Guestpost – Hi! My name is Aniek Baltussen. I am a sustainable business graduate who loves fashion and sees sustainable fashion as the future. “Green is the new black”.
Each year in Europe over 6 million tonnes of clothing is consumed. Also, each year in Europe about 16 million tonnes of textile waste is generated (including towels, carpets, bed sheets, … well, you get the picture).
Unfortunately, clothes are treated as single waste items, which obviously causes huge sustainability issues. On one hand we throw our garments easily ‘away’ while on the other hand we purchase new garments made from new resources. Shouldn’t we be able to close the loop and start imitating nature with its beautiful designed ecosystems and reuse this garment waste?
Did you know that currently only about 15% of the wasted textile material is recycled, with the majority of this being downcycled? This means that the recycled textile is of lower quality and functionality than the original material. Often, it’s used as car stuffing or cleaning cloths. Rarely is it upcycled into new high quality, functional garments again.

_Raw records_
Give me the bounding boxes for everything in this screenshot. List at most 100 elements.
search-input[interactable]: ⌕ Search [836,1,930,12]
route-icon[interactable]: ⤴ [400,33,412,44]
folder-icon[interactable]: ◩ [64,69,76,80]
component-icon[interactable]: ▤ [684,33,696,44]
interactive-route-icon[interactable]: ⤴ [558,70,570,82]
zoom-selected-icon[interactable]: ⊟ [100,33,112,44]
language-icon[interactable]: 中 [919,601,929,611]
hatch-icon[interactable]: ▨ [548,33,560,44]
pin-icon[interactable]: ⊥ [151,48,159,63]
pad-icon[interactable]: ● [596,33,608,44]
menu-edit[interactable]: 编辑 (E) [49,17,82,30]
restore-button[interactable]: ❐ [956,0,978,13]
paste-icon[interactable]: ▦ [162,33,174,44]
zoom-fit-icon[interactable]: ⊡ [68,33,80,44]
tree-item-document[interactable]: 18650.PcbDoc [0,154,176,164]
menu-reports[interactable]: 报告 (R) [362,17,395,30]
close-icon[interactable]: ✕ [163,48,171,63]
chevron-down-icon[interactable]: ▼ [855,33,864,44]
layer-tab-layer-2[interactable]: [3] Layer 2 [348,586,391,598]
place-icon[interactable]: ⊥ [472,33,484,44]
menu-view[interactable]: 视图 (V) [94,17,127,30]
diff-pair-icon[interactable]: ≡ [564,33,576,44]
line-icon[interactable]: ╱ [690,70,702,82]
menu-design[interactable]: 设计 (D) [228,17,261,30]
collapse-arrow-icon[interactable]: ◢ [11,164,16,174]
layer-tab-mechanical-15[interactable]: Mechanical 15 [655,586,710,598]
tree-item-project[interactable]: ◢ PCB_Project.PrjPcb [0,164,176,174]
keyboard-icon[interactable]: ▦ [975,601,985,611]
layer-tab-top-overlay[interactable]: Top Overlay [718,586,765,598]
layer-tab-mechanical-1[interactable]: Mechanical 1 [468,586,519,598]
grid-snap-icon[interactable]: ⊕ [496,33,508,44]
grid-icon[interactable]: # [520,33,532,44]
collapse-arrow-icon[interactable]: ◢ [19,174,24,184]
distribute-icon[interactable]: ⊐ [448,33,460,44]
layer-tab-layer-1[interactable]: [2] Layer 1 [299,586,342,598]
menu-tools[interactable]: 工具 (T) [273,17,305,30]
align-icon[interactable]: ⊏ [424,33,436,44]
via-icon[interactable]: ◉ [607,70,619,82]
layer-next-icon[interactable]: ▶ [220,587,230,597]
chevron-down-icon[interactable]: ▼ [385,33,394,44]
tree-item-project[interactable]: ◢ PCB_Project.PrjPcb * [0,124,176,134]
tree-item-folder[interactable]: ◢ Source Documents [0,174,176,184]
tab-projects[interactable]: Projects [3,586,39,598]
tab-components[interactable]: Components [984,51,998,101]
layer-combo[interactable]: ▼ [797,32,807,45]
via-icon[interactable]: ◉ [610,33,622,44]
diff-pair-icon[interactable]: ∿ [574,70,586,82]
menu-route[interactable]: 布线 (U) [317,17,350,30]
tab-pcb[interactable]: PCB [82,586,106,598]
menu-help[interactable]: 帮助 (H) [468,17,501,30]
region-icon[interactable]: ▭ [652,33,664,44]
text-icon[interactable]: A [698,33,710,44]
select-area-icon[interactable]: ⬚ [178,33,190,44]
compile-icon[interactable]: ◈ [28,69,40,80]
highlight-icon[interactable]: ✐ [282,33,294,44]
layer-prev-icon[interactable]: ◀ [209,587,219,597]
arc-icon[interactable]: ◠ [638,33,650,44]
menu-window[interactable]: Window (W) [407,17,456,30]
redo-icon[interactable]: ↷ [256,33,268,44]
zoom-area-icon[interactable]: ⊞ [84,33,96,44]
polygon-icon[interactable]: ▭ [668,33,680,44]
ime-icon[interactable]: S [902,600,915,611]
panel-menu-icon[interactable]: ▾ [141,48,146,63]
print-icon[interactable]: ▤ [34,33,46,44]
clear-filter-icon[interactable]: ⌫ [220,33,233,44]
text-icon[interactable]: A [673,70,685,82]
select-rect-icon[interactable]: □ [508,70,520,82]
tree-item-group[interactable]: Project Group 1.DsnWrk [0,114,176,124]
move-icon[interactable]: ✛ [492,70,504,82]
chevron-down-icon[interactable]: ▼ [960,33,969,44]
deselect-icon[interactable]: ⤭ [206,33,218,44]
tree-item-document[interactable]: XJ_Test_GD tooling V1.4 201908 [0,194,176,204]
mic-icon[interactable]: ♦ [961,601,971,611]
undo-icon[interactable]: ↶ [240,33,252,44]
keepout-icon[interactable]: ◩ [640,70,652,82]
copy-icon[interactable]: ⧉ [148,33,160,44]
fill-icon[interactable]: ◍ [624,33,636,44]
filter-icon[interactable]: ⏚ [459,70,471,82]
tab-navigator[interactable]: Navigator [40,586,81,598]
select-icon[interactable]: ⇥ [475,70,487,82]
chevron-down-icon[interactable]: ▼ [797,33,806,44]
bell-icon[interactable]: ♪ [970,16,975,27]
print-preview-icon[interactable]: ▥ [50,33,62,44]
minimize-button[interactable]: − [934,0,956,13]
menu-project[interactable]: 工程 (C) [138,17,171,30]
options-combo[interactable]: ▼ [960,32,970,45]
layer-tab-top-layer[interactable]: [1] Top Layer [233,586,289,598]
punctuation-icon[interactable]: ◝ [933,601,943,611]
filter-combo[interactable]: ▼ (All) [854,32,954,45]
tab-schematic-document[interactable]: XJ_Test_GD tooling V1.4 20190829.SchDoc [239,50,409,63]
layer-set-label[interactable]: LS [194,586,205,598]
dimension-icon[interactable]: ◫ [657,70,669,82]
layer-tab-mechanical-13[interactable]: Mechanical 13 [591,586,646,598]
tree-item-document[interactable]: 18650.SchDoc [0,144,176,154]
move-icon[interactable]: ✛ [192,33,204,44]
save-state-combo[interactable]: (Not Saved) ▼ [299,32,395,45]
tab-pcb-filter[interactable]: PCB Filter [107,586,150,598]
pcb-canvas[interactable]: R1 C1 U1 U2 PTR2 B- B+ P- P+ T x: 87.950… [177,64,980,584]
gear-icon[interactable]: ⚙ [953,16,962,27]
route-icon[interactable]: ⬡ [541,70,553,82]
--
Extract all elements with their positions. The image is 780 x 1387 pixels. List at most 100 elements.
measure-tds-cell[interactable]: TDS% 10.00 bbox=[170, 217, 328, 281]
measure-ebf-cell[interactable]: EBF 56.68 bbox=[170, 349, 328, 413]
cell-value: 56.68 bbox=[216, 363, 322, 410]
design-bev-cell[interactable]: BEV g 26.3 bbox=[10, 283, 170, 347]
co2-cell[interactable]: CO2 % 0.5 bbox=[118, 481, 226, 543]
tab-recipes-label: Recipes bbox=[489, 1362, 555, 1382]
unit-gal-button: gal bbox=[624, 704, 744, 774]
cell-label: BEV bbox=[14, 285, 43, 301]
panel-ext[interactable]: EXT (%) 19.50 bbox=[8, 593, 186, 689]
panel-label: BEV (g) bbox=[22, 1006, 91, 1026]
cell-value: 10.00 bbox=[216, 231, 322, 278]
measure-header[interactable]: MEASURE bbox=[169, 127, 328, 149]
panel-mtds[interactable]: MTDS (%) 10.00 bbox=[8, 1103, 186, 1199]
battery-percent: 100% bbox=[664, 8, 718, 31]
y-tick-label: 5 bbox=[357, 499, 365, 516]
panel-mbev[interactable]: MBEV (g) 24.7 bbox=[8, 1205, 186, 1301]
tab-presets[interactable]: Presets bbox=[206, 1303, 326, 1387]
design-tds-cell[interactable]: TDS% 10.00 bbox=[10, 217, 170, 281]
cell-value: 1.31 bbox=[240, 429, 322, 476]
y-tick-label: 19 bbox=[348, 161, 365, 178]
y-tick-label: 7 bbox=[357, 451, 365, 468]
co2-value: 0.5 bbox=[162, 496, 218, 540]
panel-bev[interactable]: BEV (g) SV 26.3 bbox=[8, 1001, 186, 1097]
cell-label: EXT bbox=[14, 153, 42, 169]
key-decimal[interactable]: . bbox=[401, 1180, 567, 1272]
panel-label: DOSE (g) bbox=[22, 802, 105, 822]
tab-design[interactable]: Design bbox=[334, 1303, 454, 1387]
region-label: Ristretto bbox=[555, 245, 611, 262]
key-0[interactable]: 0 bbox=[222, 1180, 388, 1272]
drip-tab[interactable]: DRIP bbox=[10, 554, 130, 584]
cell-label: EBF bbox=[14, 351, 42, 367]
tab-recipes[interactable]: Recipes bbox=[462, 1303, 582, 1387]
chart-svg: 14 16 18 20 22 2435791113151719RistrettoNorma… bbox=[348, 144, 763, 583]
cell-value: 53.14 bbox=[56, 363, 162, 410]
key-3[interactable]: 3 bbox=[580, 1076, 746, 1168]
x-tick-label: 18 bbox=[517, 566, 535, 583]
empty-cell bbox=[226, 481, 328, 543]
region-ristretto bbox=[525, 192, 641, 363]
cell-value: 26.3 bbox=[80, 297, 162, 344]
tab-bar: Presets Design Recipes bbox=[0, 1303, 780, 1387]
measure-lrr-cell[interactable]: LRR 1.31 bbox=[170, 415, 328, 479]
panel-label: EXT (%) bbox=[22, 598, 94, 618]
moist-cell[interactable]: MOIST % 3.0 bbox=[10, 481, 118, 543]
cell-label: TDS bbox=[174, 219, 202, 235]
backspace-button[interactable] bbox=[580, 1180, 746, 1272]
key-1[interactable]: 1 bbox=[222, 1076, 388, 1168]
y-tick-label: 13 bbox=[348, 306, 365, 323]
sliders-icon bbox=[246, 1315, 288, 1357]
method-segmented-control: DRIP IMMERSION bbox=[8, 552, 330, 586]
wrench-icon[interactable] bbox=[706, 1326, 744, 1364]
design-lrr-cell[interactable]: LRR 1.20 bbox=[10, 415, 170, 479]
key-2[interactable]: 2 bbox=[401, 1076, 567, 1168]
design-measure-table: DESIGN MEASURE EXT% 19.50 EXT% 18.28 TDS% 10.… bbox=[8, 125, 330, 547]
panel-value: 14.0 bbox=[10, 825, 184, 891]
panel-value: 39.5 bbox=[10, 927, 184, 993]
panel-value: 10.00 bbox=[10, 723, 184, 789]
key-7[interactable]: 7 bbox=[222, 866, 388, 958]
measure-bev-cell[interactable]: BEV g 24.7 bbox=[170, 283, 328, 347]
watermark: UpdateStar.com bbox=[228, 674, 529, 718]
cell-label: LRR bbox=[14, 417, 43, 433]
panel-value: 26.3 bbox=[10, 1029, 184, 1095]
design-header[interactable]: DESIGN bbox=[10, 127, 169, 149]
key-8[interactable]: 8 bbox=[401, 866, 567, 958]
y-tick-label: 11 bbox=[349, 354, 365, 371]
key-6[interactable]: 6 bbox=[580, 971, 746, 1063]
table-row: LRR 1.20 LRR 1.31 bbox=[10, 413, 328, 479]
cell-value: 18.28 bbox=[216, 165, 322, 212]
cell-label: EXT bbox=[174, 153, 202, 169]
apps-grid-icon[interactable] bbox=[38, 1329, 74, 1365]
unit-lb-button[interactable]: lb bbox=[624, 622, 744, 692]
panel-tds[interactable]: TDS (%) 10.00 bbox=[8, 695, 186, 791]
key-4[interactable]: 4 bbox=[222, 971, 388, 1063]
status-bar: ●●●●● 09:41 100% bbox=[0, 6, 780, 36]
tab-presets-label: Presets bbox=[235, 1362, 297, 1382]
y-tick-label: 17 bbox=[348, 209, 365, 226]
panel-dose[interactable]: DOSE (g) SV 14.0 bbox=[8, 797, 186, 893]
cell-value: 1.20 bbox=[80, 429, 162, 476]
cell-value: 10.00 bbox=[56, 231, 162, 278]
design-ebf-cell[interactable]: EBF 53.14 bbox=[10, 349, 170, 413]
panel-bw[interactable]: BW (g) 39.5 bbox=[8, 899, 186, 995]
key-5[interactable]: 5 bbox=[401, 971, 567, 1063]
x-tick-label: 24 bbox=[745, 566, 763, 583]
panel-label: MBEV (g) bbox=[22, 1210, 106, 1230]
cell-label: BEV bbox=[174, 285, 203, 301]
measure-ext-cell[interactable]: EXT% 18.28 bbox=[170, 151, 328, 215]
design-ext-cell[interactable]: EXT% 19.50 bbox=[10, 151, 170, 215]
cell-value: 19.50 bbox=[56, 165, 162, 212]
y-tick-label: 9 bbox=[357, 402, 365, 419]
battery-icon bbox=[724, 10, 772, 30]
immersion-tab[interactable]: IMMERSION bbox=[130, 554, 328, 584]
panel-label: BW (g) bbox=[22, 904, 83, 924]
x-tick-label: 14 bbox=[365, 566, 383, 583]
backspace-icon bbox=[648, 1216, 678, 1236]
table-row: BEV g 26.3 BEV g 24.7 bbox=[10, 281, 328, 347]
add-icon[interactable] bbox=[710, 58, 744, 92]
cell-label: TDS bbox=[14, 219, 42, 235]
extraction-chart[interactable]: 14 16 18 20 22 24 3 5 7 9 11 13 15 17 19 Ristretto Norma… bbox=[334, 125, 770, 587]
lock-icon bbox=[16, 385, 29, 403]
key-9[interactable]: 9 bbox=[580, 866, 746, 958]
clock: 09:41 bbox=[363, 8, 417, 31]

_What to do_
[1] Shorten the paragraph of the guest post on textile waste that begins "Did you know that currently only about 15%" into a brief bulleted list that keeps its main facts.
[2] From the guest post on textile waste, write out the passage from "Each year in Europe over" up to and including "this garment waste?", word for word.

_The results_
[1]
- Only about 15% of wasted textile material is currently recycled.
- Most of that is downcycled, so it ends up lower in quality and function than the original.
- Downcycled textile is often used as car stuffing or cleaning cloths.
- It is rarely upcycled into new high-quality, functional garments.

[2]
Each year in Europe over 6 million tonnes of clothing is consumed. Also, each year in Europe about 16 million tonnes of textile waste is generated (including towels, carpets, bed sheets, … well, you get the picture).
Unfortunately, clothes are treated as single waste items, which obviously causes huge sustainability issues. On one hand we throw our garments easily ‘away’ while on the other hand we purchase new garments made from new resources. Shouldn’t we be able to close the loop and start imitating nature with its beautiful designed ecosystems and reuse this garment waste?